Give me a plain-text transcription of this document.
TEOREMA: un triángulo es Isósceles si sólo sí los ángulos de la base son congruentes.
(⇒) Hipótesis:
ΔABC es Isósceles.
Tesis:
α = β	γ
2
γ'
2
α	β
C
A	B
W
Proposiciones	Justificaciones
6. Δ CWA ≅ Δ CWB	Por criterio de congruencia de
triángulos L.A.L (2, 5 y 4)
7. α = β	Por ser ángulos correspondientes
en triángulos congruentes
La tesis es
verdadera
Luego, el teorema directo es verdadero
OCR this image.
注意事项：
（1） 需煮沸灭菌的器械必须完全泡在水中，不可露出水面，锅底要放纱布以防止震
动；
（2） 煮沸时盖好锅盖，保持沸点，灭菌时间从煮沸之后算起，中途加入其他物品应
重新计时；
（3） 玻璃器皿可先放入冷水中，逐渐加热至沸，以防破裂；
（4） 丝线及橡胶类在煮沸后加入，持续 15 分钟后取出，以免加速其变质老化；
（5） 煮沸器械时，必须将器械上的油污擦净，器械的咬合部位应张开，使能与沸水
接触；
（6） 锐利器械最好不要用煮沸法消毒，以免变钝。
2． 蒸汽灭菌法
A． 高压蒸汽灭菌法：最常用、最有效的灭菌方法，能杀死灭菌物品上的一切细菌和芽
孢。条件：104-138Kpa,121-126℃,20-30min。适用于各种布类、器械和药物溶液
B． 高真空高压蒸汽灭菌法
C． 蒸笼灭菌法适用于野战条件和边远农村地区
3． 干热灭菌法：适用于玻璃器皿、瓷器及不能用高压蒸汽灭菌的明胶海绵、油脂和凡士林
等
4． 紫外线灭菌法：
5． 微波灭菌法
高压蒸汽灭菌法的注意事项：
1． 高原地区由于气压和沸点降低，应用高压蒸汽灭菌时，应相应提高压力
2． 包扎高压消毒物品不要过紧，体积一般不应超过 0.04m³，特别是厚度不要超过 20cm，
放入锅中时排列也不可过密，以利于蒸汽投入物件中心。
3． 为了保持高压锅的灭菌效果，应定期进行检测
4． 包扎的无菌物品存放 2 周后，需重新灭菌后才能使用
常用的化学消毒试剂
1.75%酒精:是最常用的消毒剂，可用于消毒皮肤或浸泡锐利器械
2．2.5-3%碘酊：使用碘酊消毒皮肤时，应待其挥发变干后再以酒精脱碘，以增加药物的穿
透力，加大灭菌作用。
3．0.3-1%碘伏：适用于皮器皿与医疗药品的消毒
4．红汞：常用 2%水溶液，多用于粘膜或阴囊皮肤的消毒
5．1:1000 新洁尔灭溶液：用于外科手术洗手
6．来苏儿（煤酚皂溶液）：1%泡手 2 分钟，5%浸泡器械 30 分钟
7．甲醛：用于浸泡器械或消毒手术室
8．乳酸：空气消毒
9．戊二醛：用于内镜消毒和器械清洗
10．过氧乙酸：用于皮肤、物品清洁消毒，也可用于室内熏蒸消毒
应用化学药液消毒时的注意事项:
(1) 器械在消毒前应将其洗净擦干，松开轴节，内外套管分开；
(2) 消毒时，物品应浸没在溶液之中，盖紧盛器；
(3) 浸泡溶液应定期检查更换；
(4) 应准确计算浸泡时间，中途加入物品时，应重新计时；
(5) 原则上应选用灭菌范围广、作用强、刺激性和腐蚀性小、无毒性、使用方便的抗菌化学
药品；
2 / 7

==*==

### [Direction]
Only lines that contain the word "Isósceles" are wanted; copy each of them.

### [Answer to the exercise]
TEOREMA: un triángulo es Isósceles si sólo sí los ángulos de la base son congruentes.
ΔABC es Isósceles.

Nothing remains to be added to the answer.